> What the exercise asks
Set down all of the entries word for word, omitting the images they contain.

> Source data
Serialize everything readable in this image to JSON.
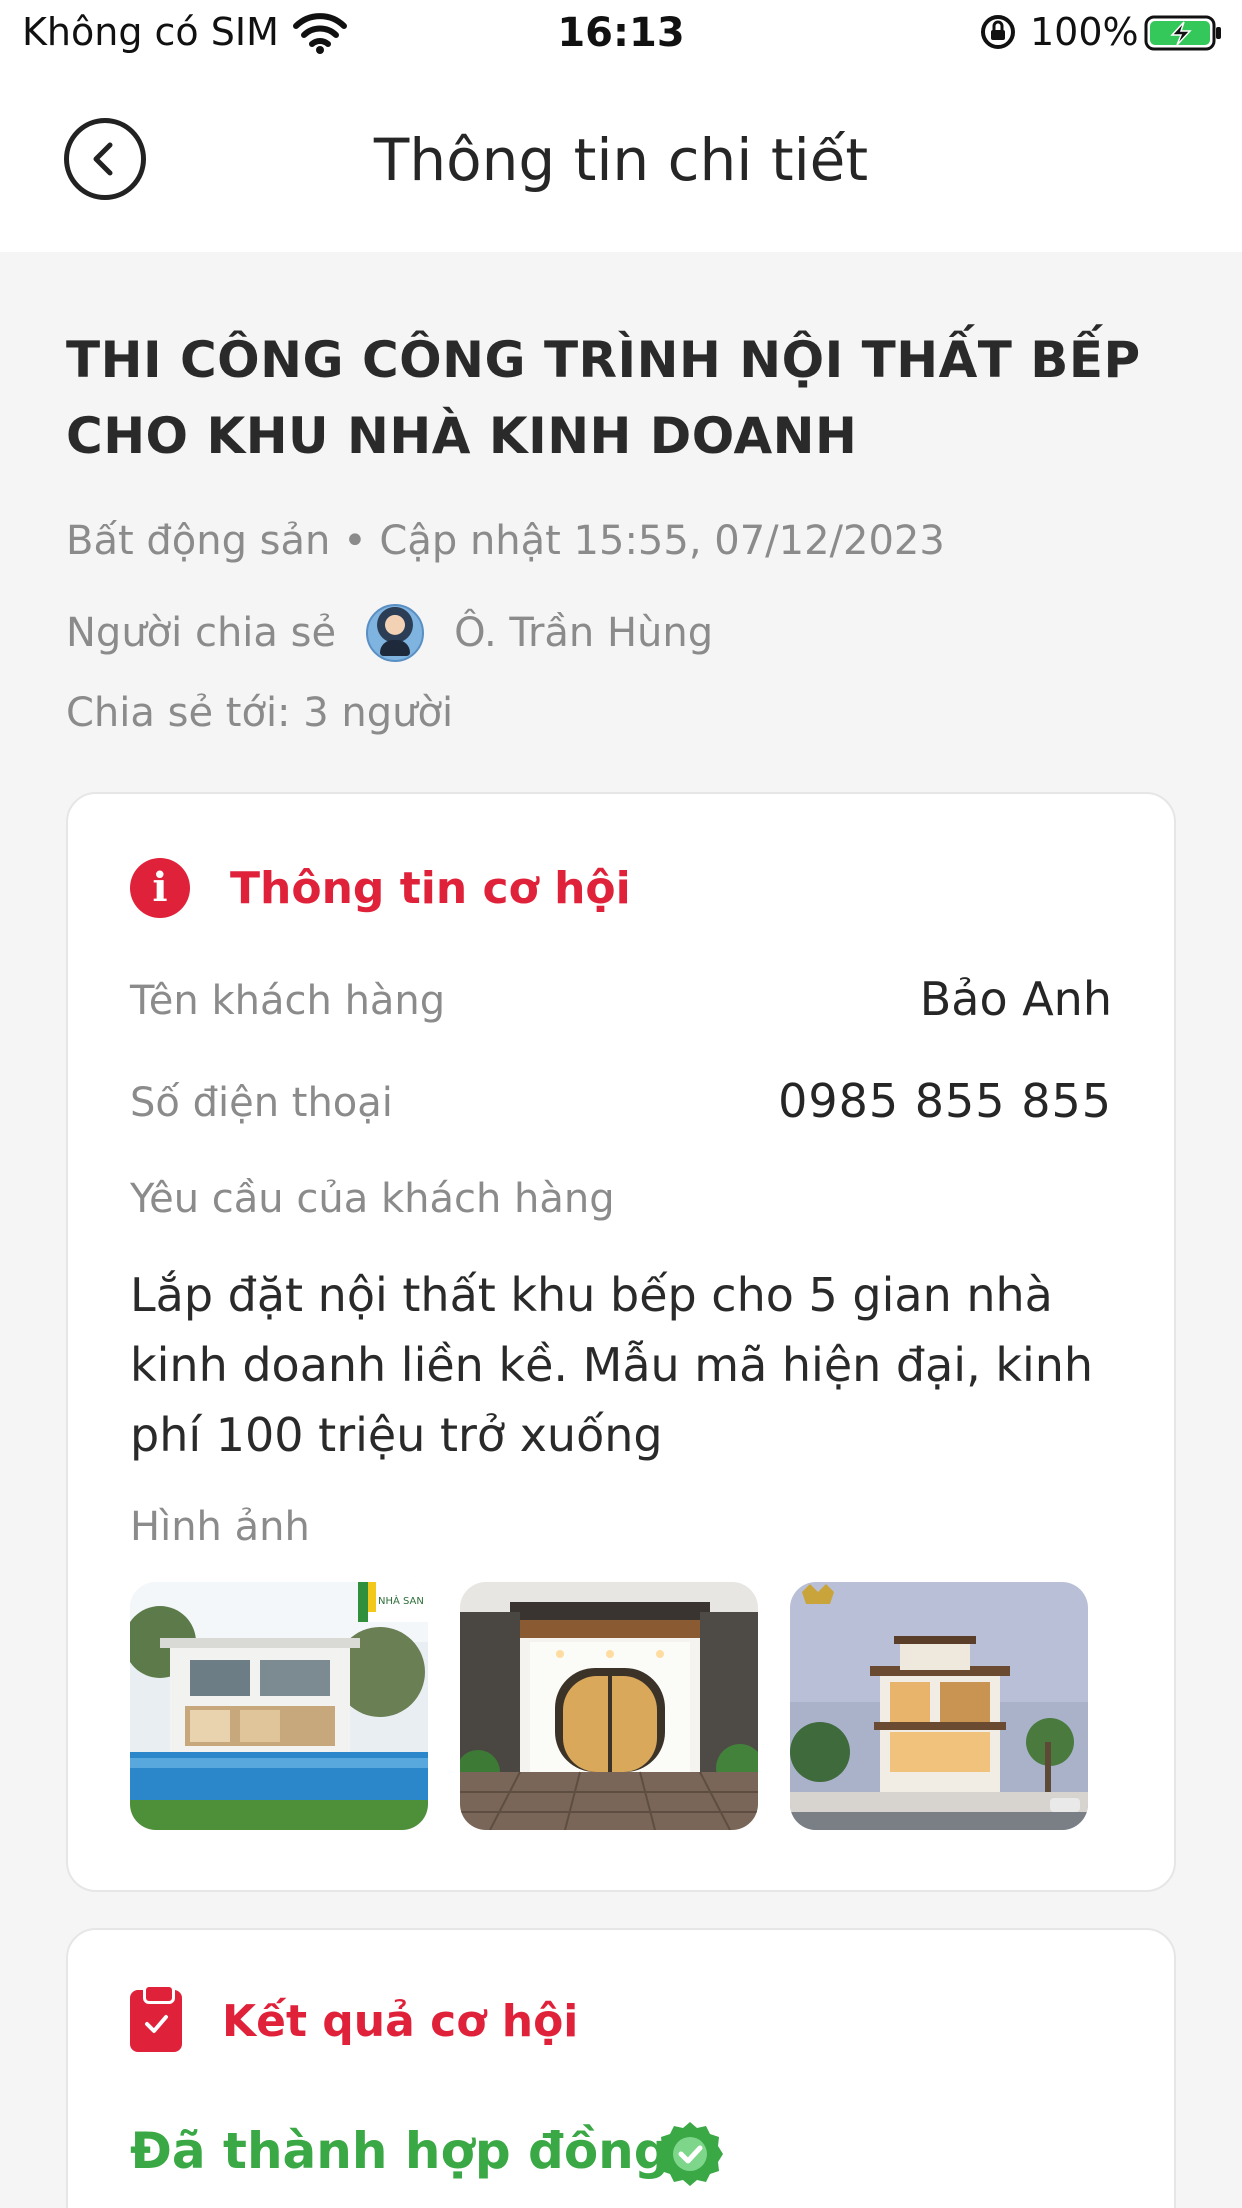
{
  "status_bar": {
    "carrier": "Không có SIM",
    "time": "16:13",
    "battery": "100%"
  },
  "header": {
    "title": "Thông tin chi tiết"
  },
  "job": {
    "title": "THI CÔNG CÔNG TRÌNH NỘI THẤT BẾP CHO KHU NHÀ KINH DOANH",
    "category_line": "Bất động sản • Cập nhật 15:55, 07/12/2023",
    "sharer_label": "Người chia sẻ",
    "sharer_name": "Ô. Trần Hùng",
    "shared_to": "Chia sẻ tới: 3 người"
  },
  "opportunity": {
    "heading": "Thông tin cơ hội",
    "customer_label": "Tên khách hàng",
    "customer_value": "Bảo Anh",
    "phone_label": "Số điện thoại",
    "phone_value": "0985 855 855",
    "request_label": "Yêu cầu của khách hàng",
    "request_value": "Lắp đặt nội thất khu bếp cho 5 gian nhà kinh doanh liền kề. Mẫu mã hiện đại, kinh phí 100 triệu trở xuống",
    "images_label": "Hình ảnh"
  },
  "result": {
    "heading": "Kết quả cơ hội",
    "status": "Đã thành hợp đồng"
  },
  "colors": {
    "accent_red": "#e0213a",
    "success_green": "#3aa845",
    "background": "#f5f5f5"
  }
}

> Response to the task
Serialize everything readable in this image to JSON.
{
  "status_bar": {
    "carrier": "Không có SIM",
    "time": "16:13",
    "battery": "100%"
  },
  "header": {
    "title": "Thông tin chi tiết"
  },
  "job": {
    "title": "THI CÔNG CÔNG TRÌNH NỘI THẤT BẾP CHO KHU NHÀ KINH DOANH",
    "category_line": "Bất động sản • Cập nhật 15:55, 07/12/2023",
    "sharer_label": "Người chia sẻ",
    "sharer_name": "Ô. Trần Hùng",
    "shared_to": "Chia sẻ tới: 3 người"
  },
  "opportunity": {
    "heading": "Thông tin cơ hội",
    "customer_label": "Tên khách hàng",
    "customer_value": "Bảo Anh",
    "phone_label": "Số điện thoại",
    "phone_value": "0985 855 855",
    "request_label": "Yêu cầu của khách hàng",
    "request_value": "Lắp đặt nội thất khu bếp cho 5 gian nhà kinh doanh liền kề. Mẫu mã hiện đại, kinh phí 100 triệu trở xuống",
    "images_label": "Hình ảnh"
  },
  "result": {
    "heading": "Kết quả cơ hội",
    "status": "Đã thành hợp đồng"
  },
  "colors": {
    "accent_red": "#e0213a",
    "success_green": "#3aa845",
    "background": "#f5f5f5"
  }
}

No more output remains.